• [DATASET ENTRIES]
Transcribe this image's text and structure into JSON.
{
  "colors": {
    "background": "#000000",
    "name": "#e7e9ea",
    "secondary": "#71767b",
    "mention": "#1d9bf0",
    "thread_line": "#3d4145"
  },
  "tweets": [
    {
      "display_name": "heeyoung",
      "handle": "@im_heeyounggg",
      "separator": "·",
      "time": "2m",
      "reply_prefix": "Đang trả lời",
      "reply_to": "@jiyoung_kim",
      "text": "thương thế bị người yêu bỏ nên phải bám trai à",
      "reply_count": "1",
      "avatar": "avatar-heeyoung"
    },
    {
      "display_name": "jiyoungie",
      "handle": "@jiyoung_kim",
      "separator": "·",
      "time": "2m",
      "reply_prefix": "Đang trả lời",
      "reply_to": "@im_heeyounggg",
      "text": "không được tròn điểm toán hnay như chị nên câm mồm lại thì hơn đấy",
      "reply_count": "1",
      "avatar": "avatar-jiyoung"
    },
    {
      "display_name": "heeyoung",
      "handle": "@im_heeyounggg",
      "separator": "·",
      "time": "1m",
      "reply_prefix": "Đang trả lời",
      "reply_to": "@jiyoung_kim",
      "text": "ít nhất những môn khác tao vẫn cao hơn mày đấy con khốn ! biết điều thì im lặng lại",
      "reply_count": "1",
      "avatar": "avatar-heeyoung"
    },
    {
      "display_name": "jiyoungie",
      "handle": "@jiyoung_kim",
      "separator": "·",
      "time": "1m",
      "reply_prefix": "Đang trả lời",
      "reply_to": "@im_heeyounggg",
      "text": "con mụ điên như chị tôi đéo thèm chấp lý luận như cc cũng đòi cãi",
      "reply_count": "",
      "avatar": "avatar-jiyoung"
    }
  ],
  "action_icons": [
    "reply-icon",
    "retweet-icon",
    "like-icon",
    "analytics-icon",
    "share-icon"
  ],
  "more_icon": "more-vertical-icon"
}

• [AIM]
Determine how many lines in the listing above hold the string "text", then write only the number.

• [ANSWER FOR THE TASK]
5